(begin)

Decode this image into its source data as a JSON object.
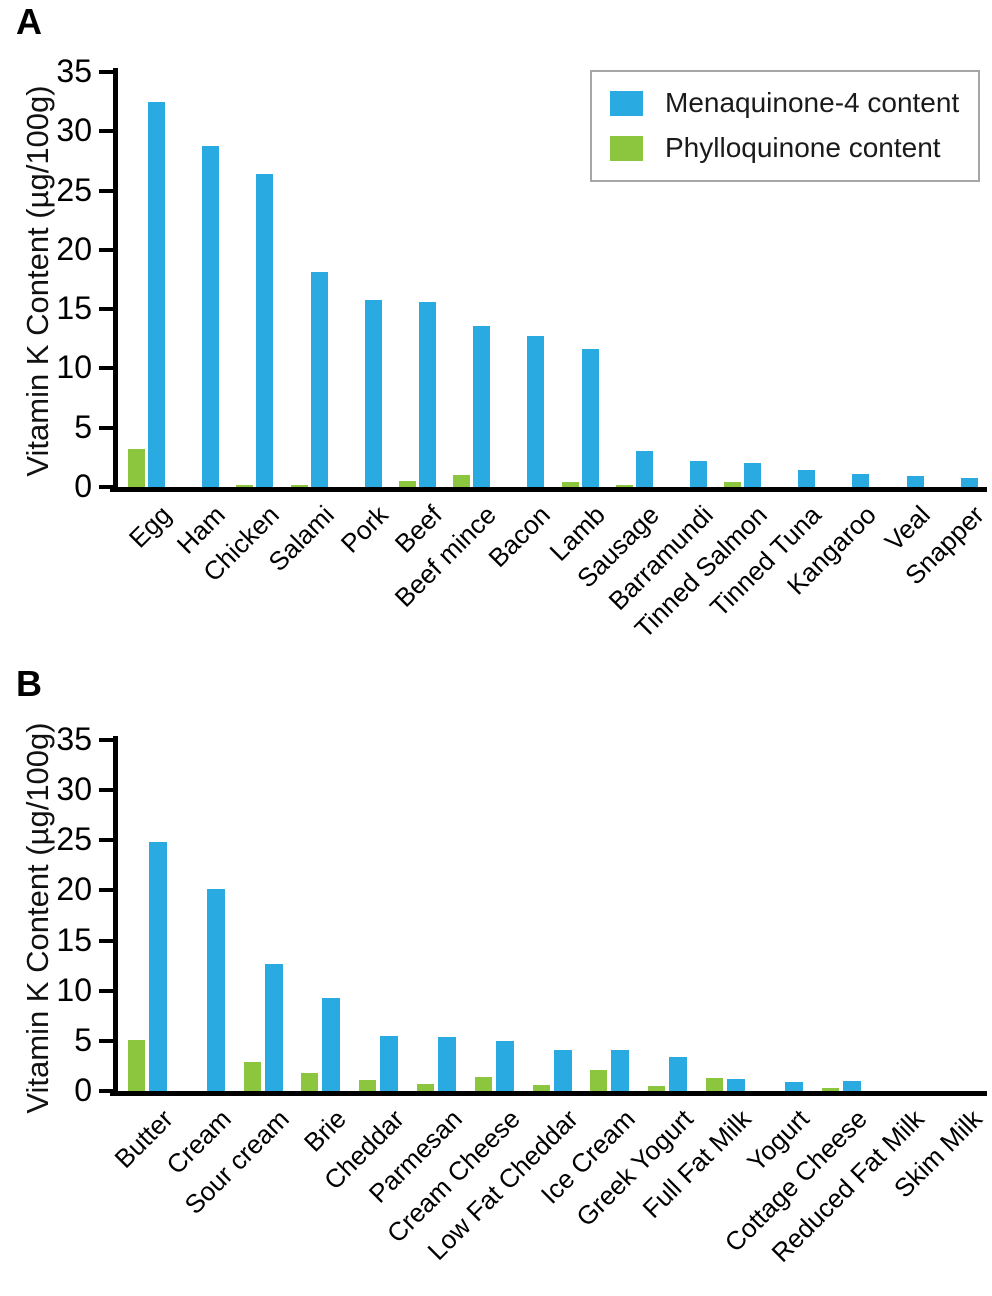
{
  "figure": {
    "panel_a_label": "A",
    "panel_b_label": "B",
    "y_axis_title": "Vitamin K Content (µg/100g)"
  },
  "legend": {
    "items": [
      {
        "label": "Menaquinone-4 content",
        "color": "#29abe2"
      },
      {
        "label": "Phylloquinone content",
        "color": "#8cc63f"
      }
    ]
  },
  "chart_data": [
    {
      "type": "bar",
      "panel": "A",
      "ylabel": "Vitamin K Content (µg/100g)",
      "ylim": [
        0,
        35
      ],
      "yticks": [
        0,
        5,
        10,
        15,
        20,
        25,
        30,
        35
      ],
      "grid": false,
      "legend_position": "top-right",
      "categories": [
        "Egg",
        "Ham",
        "Chicken",
        "Salami",
        "Pork",
        "Beef",
        "Beef mince",
        "Bacon",
        "Lamb",
        "Sausage",
        "Barramundi",
        "Tinned Salmon",
        "Tinned Tuna",
        "Kangaroo",
        "Veal",
        "Snapper"
      ],
      "series": [
        {
          "name": "Menaquinone-4 content",
          "color": "#29abe2",
          "values": [
            32.5,
            28.8,
            26.4,
            18.1,
            15.8,
            15.6,
            13.6,
            12.7,
            11.6,
            3.0,
            2.2,
            2.0,
            1.4,
            1.1,
            0.9,
            0.8
          ]
        },
        {
          "name": "Phylloquinone content",
          "color": "#8cc63f",
          "values": [
            3.2,
            0,
            0.2,
            0.2,
            0,
            0.5,
            1.0,
            0,
            0.4,
            0.2,
            0,
            0.4,
            0,
            0,
            0,
            0
          ]
        }
      ]
    },
    {
      "type": "bar",
      "panel": "B",
      "ylabel": "Vitamin K Content (µg/100g)",
      "ylim": [
        0,
        35
      ],
      "yticks": [
        0,
        5,
        10,
        15,
        20,
        25,
        30,
        35
      ],
      "grid": false,
      "legend_position": "none",
      "categories": [
        "Butter",
        "Cream",
        "Sour cream",
        "Brie",
        "Cheddar",
        "Parmesan",
        "Cream Cheese",
        "Low Fat Cheddar",
        "Ice Cream",
        "Greek Yogurt",
        "Full Fat Milk",
        "Yogurt",
        "Cottage Cheese",
        "Reduced Fat Milk",
        "Skim Milk"
      ],
      "series": [
        {
          "name": "Menaquinone-4 content",
          "color": "#29abe2",
          "values": [
            24.8,
            20.1,
            12.7,
            9.3,
            5.5,
            5.4,
            5.0,
            4.1,
            4.1,
            3.4,
            1.2,
            0.9,
            1.0,
            0,
            0
          ]
        },
        {
          "name": "Phylloquinone content",
          "color": "#8cc63f",
          "values": [
            5.1,
            0,
            2.9,
            1.8,
            1.1,
            0.7,
            1.4,
            0.6,
            2.1,
            0.5,
            1.3,
            0,
            0.3,
            0,
            0
          ]
        }
      ]
    }
  ]
}
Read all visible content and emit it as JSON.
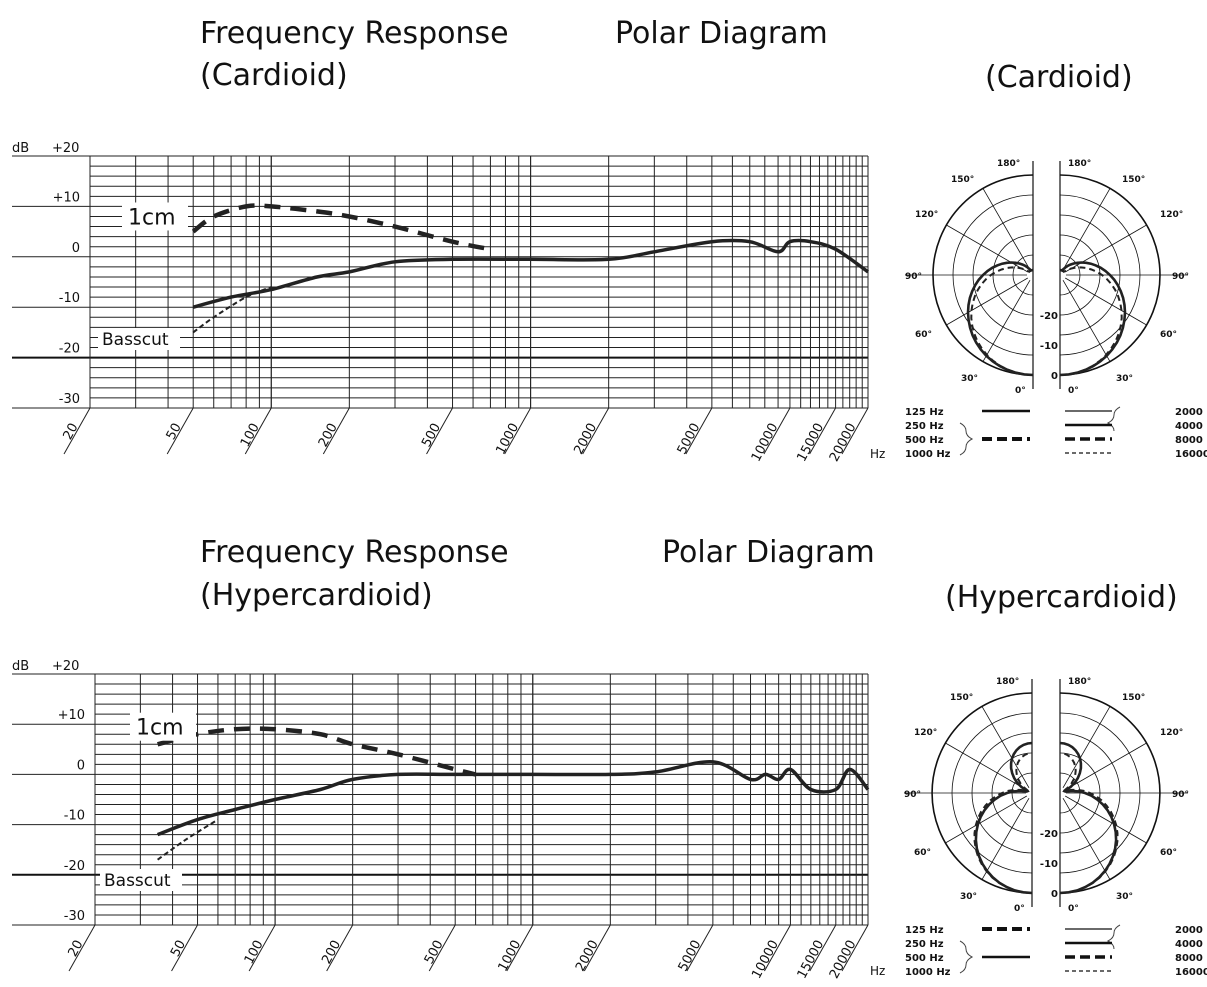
{
  "sections": [
    {
      "freq_title_1": "Frequency Response",
      "freq_title_2": "(Cardioid)",
      "polar_title": "Polar Diagram",
      "polar_subtitle": "(Cardioid)"
    },
    {
      "freq_title_1": "Frequency Response",
      "freq_title_2": "(Hypercardioid)",
      "polar_title": "Polar Diagram",
      "polar_subtitle": "(Hypercardioid)"
    }
  ],
  "chart_data": [
    {
      "type": "line",
      "title": "Frequency Response (Cardioid)",
      "x_scale": "log",
      "xlim": [
        20,
        20000
      ],
      "ylim": [
        -30,
        20
      ],
      "ylabel": "dB",
      "xunit": "Hz",
      "x_ticks": [
        "20",
        "50",
        "100",
        "200",
        "500",
        "1000",
        "2000",
        "5000",
        "10000",
        "15000",
        "20000"
      ],
      "y_ticks": [
        "+20",
        "+10",
        "0",
        "-10",
        "-20",
        "-30"
      ],
      "grid": true,
      "annotations": [
        "1cm",
        "Basscut"
      ],
      "series": [
        {
          "name": "",
          "style": "solid",
          "x": [
            50,
            70,
            100,
            150,
            200,
            300,
            500,
            1000,
            2000,
            3000,
            5000,
            7000,
            9000,
            10000,
            12000,
            15000,
            20000
          ],
          "y": [
            -10,
            -8,
            -6.5,
            -4,
            -3,
            -1,
            -0.5,
            -0.5,
            -0.5,
            1,
            3,
            3,
            1,
            3,
            3,
            1.5,
            -3
          ]
        },
        {
          "name": "1cm",
          "style": "dashed",
          "x": [
            50,
            60,
            80,
            100,
            150,
            200,
            300,
            500,
            700
          ],
          "y": [
            5,
            8,
            10,
            10,
            9,
            8,
            6,
            3,
            1.5
          ]
        },
        {
          "name": "Basscut",
          "style": "fine-dashed",
          "x": [
            50,
            60,
            80,
            100
          ],
          "y": [
            -15,
            -12,
            -8,
            -6
          ]
        }
      ]
    },
    {
      "type": "line",
      "title": "Frequency Response (Hypercardioid)",
      "x_scale": "log",
      "xlim": [
        20,
        20000
      ],
      "ylim": [
        -30,
        20
      ],
      "ylabel": "dB",
      "xunit": "Hz",
      "x_ticks": [
        "20",
        "50",
        "100",
        "200",
        "500",
        "1000",
        "2000",
        "5000",
        "10000",
        "15000",
        "20000"
      ],
      "y_ticks": [
        "+20",
        "+10",
        "0",
        "-10",
        "-20",
        "-30"
      ],
      "grid": true,
      "annotations": [
        "1cm",
        "Basscut"
      ],
      "series": [
        {
          "name": "",
          "style": "solid",
          "x": [
            35,
            50,
            70,
            100,
            150,
            200,
            300,
            500,
            1000,
            2000,
            3000,
            5000,
            7000,
            8000,
            9000,
            10000,
            12000,
            15000,
            17000,
            20000
          ],
          "y": [
            -12,
            -9,
            -7,
            -5,
            -3,
            -1,
            0,
            0,
            0,
            0,
            0.5,
            2.5,
            -1,
            0,
            -1,
            1,
            -3,
            -3,
            1,
            -3
          ]
        },
        {
          "name": "1cm",
          "style": "dashed",
          "x": [
            35,
            50,
            70,
            100,
            150,
            200,
            300,
            500,
            600
          ],
          "y": [
            6,
            8,
            9,
            9,
            8,
            6,
            4,
            1,
            0
          ]
        },
        {
          "name": "Basscut",
          "style": "fine-dashed",
          "x": [
            35,
            45,
            60
          ],
          "y": [
            -17,
            -13,
            -9
          ]
        }
      ]
    },
    {
      "type": "polar",
      "title": "Polar Diagram (Cardioid)",
      "angle_labels": [
        "180°",
        "180°",
        "150°",
        "150°",
        "120°",
        "120°",
        "90°",
        "90°",
        "60°",
        "60°",
        "30°",
        "30°",
        "0°",
        "0°"
      ],
      "radial_labels": [
        "-20",
        "-10",
        "0"
      ],
      "legend_left": [
        "125 Hz",
        "250 Hz",
        "500 Hz",
        "1000 Hz"
      ],
      "legend_right": [
        "2000 Hz",
        "4000 Hz",
        "8000 Hz",
        "16000 Hz"
      ]
    },
    {
      "type": "polar",
      "title": "Polar Diagram (Hypercardioid)",
      "angle_labels": [
        "180°",
        "180°",
        "150°",
        "150°",
        "120°",
        "120°",
        "90°",
        "90°",
        "60°",
        "60°",
        "30°",
        "30°",
        "0°",
        "0°"
      ],
      "radial_labels": [
        "-20",
        "-10",
        "0"
      ],
      "legend_left": [
        "125 Hz",
        "250 Hz",
        "500 Hz",
        "1000 Hz"
      ],
      "legend_right": [
        "2000 Hz",
        "4000 Hz",
        "8000 Hz",
        "16000 Hz"
      ]
    }
  ]
}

(end)

**Stated exercise**
Print all of the records shown above exactly, leaving out each picture.

**Finished task**
Decode this image into its source data as a JSON object.
{
  "figure": {
    "panel_a_label": "A",
    "panel_b_label": "B",
    "y_axis_title": "Vitamin K Content (µg/100g)"
  },
  "legend": {
    "items": [
      {
        "label": "Menaquinone-4 content",
        "color": "#29abe2"
      },
      {
        "label": "Phylloquinone content",
        "color": "#8cc63f"
      }
    ]
  },
  "chart_data": [
    {
      "type": "bar",
      "panel": "A",
      "ylabel": "Vitamin K Content (µg/100g)",
      "ylim": [
        0,
        35
      ],
      "yticks": [
        0,
        5,
        10,
        15,
        20,
        25,
        30,
        35
      ],
      "grid": false,
      "legend_position": "top-right",
      "categories": [
        "Egg",
        "Ham",
        "Chicken",
        "Salami",
        "Pork",
        "Beef",
        "Beef mince",
        "Bacon",
        "Lamb",
        "Sausage",
        "Barramundi",
        "Tinned Salmon",
        "Tinned Tuna",
        "Kangaroo",
        "Veal",
        "Snapper"
      ],
      "series": [
        {
          "name": "Menaquinone-4 content",
          "color": "#29abe2",
          "values": [
            32.5,
            28.8,
            26.4,
            18.1,
            15.8,
            15.6,
            13.6,
            12.7,
            11.6,
            3.0,
            2.2,
            2.0,
            1.4,
            1.1,
            0.9,
            0.8
          ]
        },
        {
          "name": "Phylloquinone content",
          "color": "#8cc63f",
          "values": [
            3.2,
            0,
            0.2,
            0.2,
            0,
            0.5,
            1.0,
            0,
            0.4,
            0.2,
            0,
            0.4,
            0,
            0,
            0,
            0
          ]
        }
      ]
    },
    {
      "type": "bar",
      "panel": "B",
      "ylabel": "Vitamin K Content (µg/100g)",
      "ylim": [
        0,
        35
      ],
      "yticks": [
        0,
        5,
        10,
        15,
        20,
        25,
        30,
        35
      ],
      "grid": false,
      "legend_position": "none",
      "categories": [
        "Butter",
        "Cream",
        "Sour cream",
        "Brie",
        "Cheddar",
        "Parmesan",
        "Cream Cheese",
        "Low Fat Cheddar",
        "Ice Cream",
        "Greek Yogurt",
        "Full Fat Milk",
        "Yogurt",
        "Cottage Cheese",
        "Reduced Fat Milk",
        "Skim Milk"
      ],
      "series": [
        {
          "name": "Menaquinone-4 content",
          "color": "#29abe2",
          "values": [
            24.8,
            20.1,
            12.7,
            9.3,
            5.5,
            5.4,
            5.0,
            4.1,
            4.1,
            3.4,
            1.2,
            0.9,
            1.0,
            0,
            0
          ]
        },
        {
          "name": "Phylloquinone content",
          "color": "#8cc63f",
          "values": [
            5.1,
            0,
            2.9,
            1.8,
            1.1,
            0.7,
            1.4,
            0.6,
            2.1,
            0.5,
            1.3,
            0,
            0.3,
            0,
            0
          ]
        }
      ]
    }
  ]
}
Read all visible content and emit it as JSON.
{
  "sections": [
    {
      "freq_title_1": "Frequency Response",
      "freq_title_2": "(Cardioid)",
      "polar_title": "Polar Diagram",
      "polar_subtitle": "(Cardioid)"
    },
    {
      "freq_title_1": "Frequency Response",
      "freq_title_2": "(Hypercardioid)",
      "polar_title": "Polar Diagram",
      "polar_subtitle": "(Hypercardioid)"
    }
  ],
  "chart_data": [
    {
      "type": "line",
      "title": "Frequency Response (Cardioid)",
      "x_scale": "log",
      "xlim": [
        20,
        20000
      ],
      "ylim": [
        -30,
        20
      ],
      "ylabel": "dB",
      "xunit": "Hz",
      "x_ticks": [
        "20",
        "50",
        "100",
        "200",
        "500",
        "1000",
        "2000",
        "5000",
        "10000",
        "15000",
        "20000"
      ],
      "y_ticks": [
        "+20",
        "+10",
        "0",
        "-10",
        "-20",
        "-30"
      ],
      "grid": true,
      "annotations": [
        "1cm",
        "Basscut"
      ],
      "series": [
        {
          "name": "",
          "style": "solid",
          "x": [
            50,
            70,
            100,
            150,
            200,
            300,
            500,
            1000,
            2000,
            3000,
            5000,
            7000,
            9000,
            10000,
            12000,
            15000,
            20000
          ],
          "y": [
            -10,
            -8,
            -6.5,
            -4,
            -3,
            -1,
            -0.5,
            -0.5,
            -0.5,
            1,
            3,
            3,
            1,
            3,
            3,
            1.5,
            -3
          ]
        },
        {
          "name": "1cm",
          "style": "dashed",
          "x": [
            50,
            60,
            80,
            100,
            150,
            200,
            300,
            500,
            700
          ],
          "y": [
            5,
            8,
            10,
            10,
            9,
            8,
            6,
            3,
            1.5
          ]
        },
        {
          "name": "Basscut",
          "style": "fine-dashed",
          "x": [
            50,
            60,
            80,
            100
          ],
          "y": [
            -15,
            -12,
            -8,
            -6
          ]
        }
      ]
    },
    {
      "type": "line",
      "title": "Frequency Response (Hypercardioid)",
      "x_scale": "log",
      "xlim": [
        20,
        20000
      ],
      "ylim": [
        -30,
        20
      ],
      "ylabel": "dB",
      "xunit": "Hz",
      "x_ticks": [
        "20",
        "50",
        "100",
        "200",
        "500",
        "1000",
        "2000",
        "5000",
        "10000",
        "15000",
        "20000"
      ],
      "y_ticks": [
        "+20",
        "+10",
        "0",
        "-10",
        "-20",
        "-30"
      ],
      "grid": true,
      "annotations": [
        "1cm",
        "Basscut"
      ],
      "series": [
        {
          "name": "",
          "style": "solid",
          "x": [
            35,
            50,
            70,
            100,
            150,
            200,
            300,
            500,
            1000,
            2000,
            3000,
            5000,
            7000,
            8000,
            9000,
            10000,
            12000,
            15000,
            17000,
            20000
          ],
          "y": [
            -12,
            -9,
            -7,
            -5,
            -3,
            -1,
            0,
            0,
            0,
            0,
            0.5,
            2.5,
            -1,
            0,
            -1,
            1,
            -3,
            -3,
            1,
            -3
          ]
        },
        {
          "name": "1cm",
          "style": "dashed",
          "x": [
            35,
            50,
            70,
            100,
            150,
            200,
            300,
            500,
            600
          ],
          "y": [
            6,
            8,
            9,
            9,
            8,
            6,
            4,
            1,
            0
          ]
        },
        {
          "name": "Basscut",
          "style": "fine-dashed",
          "x": [
            35,
            45,
            60
          ],
          "y": [
            -17,
            -13,
            -9
          ]
        }
      ]
    },
    {
      "type": "polar",
      "title": "Polar Diagram (Cardioid)",
      "angle_labels": [
        "180°",
        "180°",
        "150°",
        "150°",
        "120°",
        "120°",
        "90°",
        "90°",
        "60°",
        "60°",
        "30°",
        "30°",
        "0°",
        "0°"
      ],
      "radial_labels": [
        "-20",
        "-10",
        "0"
      ],
      "legend_left": [
        "125 Hz",
        "250 Hz",
        "500 Hz",
        "1000 Hz"
      ],
      "legend_right": [
        "2000 Hz",
        "4000 Hz",
        "8000 Hz",
        "16000 Hz"
      ]
    },
    {
      "type": "polar",
      "title": "Polar Diagram (Hypercardioid)",
      "angle_labels": [
        "180°",
        "180°",
        "150°",
        "150°",
        "120°",
        "120°",
        "90°",
        "90°",
        "60°",
        "60°",
        "30°",
        "30°",
        "0°",
        "0°"
      ],
      "radial_labels": [
        "-20",
        "-10",
        "0"
      ],
      "legend_left": [
        "125 Hz",
        "250 Hz",
        "500 Hz",
        "1000 Hz"
      ],
      "legend_right": [
        "2000 Hz",
        "4000 Hz",
        "8000 Hz",
        "16000 Hz"
      ]
    }
  ]
}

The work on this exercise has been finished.